▸ **Stated task**
Each line that holds the word "title" should be returned.

▸ **Collected data**
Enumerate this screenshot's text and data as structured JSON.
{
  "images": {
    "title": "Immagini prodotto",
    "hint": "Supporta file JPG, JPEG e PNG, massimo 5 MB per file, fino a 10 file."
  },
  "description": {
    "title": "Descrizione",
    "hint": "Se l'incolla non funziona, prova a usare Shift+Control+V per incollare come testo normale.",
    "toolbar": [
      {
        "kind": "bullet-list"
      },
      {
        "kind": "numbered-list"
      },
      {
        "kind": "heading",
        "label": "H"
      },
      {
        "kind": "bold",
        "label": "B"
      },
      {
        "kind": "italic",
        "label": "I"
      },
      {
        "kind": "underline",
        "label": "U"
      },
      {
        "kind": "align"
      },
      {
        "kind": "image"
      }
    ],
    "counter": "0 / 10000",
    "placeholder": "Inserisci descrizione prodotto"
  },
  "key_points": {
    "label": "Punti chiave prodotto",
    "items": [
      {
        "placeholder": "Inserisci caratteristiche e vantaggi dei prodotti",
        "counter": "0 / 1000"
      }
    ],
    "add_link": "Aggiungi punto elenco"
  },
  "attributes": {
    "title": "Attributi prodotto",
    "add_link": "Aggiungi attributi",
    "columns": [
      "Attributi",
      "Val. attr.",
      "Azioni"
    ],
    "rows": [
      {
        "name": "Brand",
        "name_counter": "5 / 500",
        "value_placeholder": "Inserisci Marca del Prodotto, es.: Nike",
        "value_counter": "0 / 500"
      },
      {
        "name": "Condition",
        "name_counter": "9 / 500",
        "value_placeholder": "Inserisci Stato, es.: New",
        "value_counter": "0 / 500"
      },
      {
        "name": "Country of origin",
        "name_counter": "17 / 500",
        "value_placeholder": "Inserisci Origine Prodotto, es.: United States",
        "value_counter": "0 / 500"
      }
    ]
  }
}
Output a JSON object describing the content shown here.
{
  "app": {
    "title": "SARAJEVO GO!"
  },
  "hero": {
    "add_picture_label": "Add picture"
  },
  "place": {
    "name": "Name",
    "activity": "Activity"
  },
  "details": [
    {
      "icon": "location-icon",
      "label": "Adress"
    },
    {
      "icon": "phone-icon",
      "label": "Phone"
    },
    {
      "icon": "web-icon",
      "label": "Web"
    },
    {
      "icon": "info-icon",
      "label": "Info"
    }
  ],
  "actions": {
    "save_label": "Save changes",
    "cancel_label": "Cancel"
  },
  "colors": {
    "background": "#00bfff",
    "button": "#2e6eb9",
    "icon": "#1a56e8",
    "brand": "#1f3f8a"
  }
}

▸ **Response**
    "title": "Immagini prodotto",
    "title": "Descrizione",
    "title": "Attributi prodotto",
    "title": "SARAJEVO GO!"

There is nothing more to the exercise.